AIM OF THE TASK:
Output the material below in full, exactly as it is.

RECORDS FOR THE TASK:
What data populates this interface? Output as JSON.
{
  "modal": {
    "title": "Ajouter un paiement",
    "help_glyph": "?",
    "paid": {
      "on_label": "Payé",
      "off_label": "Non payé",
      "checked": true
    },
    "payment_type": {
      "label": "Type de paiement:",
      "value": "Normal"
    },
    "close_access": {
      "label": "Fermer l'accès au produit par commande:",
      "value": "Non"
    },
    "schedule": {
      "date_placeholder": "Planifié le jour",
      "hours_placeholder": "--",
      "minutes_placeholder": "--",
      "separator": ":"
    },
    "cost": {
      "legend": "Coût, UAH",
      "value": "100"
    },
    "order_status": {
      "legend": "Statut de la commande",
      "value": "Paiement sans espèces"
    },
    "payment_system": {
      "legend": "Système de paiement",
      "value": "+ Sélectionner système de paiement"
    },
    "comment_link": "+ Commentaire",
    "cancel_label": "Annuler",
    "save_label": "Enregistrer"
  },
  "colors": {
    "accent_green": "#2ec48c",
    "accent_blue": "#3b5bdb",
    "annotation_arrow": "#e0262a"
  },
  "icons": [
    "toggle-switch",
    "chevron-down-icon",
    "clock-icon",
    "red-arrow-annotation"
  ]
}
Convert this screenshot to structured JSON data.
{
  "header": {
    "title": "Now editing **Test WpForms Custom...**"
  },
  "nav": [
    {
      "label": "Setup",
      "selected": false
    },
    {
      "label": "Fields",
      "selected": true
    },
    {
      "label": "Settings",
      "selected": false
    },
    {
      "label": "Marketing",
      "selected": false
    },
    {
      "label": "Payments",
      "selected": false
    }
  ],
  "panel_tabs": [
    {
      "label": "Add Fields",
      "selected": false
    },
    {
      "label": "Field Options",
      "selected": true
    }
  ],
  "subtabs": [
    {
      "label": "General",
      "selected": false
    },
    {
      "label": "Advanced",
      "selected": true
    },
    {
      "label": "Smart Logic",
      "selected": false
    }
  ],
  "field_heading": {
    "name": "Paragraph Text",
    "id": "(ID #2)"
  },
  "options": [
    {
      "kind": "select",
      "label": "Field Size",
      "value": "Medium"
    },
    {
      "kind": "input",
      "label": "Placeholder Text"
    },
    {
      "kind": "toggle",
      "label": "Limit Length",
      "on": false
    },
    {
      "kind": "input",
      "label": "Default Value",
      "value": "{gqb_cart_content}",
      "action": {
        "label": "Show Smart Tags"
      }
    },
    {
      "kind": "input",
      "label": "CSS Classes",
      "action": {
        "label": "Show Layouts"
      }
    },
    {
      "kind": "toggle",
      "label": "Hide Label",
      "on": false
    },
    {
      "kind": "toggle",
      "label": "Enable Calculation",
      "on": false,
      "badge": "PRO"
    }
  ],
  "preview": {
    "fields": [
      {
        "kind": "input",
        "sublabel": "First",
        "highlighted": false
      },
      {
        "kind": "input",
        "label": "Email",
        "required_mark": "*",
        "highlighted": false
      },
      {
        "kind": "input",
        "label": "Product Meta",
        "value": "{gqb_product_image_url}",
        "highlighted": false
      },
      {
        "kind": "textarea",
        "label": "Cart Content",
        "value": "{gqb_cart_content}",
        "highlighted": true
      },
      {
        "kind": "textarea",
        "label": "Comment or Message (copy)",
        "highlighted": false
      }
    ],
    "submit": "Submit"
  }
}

RESULT:
What data populates this interface? Output as JSON.
{
  "modal": {
    "title": "Ajouter un paiement",
    "help_glyph": "?",
    "paid": {
      "on_label": "Payé",
      "off_label": "Non payé",
      "checked": true
    },
    "payment_type": {
      "label": "Type de paiement:",
      "value": "Normal"
    },
    "close_access": {
      "label": "Fermer l'accès au produit par commande:",
      "value": "Non"
    },
    "schedule": {
      "date_placeholder": "Planifié le jour",
      "hours_placeholder": "--",
      "minutes_placeholder": "--",
      "separator": ":"
    },
    "cost": {
      "legend": "Coût, UAH",
      "value": "100"
    },
    "order_status": {
      "legend": "Statut de la commande",
      "value": "Paiement sans espèces"
    },
    "payment_system": {
      "legend": "Système de paiement",
      "value": "+ Sélectionner système de paiement"
    },
    "comment_link": "+ Commentaire",
    "cancel_label": "Annuler",
    "save_label": "Enregistrer"
  },
  "colors": {
    "accent_green": "#2ec48c",
    "accent_blue": "#3b5bdb",
    "annotation_arrow": "#e0262a"
  },
  "icons": [
    "toggle-switch",
    "chevron-down-icon",
    "clock-icon",
    "red-arrow-annotation"
  ]
}
Convert this screenshot to structured JSON data.
{
  "header": {
    "title": "Now editing **Test WpForms Custom...**"
  },
  "nav": [
    {
      "label": "Setup",
      "selected": false
    },
    {
      "label": "Fields",
      "selected": true
    },
    {
      "label": "Settings",
      "selected": false
    },
    {
      "label": "Marketing",
      "selected": false
    },
    {
      "label": "Payments",
      "selected": false
    }
  ],
  "panel_tabs": [
    {
      "label": "Add Fields",
      "selected": false
    },
    {
      "label": "Field Options",
      "selected": true
    }
  ],
  "subtabs": [
    {
      "label": "General",
      "selected": false
    },
    {
      "label": "Advanced",
      "selected": true
    },
    {
      "label": "Smart Logic",
      "selected": false
    }
  ],
  "field_heading": {
    "name": "Paragraph Text",
    "id": "(ID #2)"
  },
  "options": [
    {
      "kind": "select",
      "label": "Field Size",
      "value": "Medium"
    },
    {
      "kind": "input",
      "label": "Placeholder Text"
    },
    {
      "kind": "toggle",
      "label": "Limit Length",
      "on": false
    },
    {
      "kind": "input",
      "label": "Default Value",
      "value": "{gqb_cart_content}",
      "action": {
        "label": "Show Smart Tags"
      }
    },
    {
      "kind": "input",
      "label": "CSS Classes",
      "action": {
        "label": "Show Layouts"
      }
    },
    {
      "kind": "toggle",
      "label": "Hide Label",
      "on": false
    },
    {
      "kind": "toggle",
      "label": "Enable Calculation",
      "on": false,
      "badge": "PRO"
    }
  ],
  "preview": {
    "fields": [
      {
        "kind": "input",
        "sublabel": "First",
        "highlighted": false
      },
      {
        "kind": "input",
        "label": "Email",
        "required_mark": "*",
        "highlighted": false
      },
      {
        "kind": "input",
        "label": "Product Meta",
        "value": "{gqb_product_image_url}",
        "highlighted": false
      },
      {
        "kind": "textarea",
        "label": "Cart Content",
        "value": "{gqb_cart_content}",
        "highlighted": true
      },
      {
        "kind": "textarea",
        "label": "Comment or Message (copy)",
        "highlighted": false
      }
    ],
    "submit": "Submit"
  }
}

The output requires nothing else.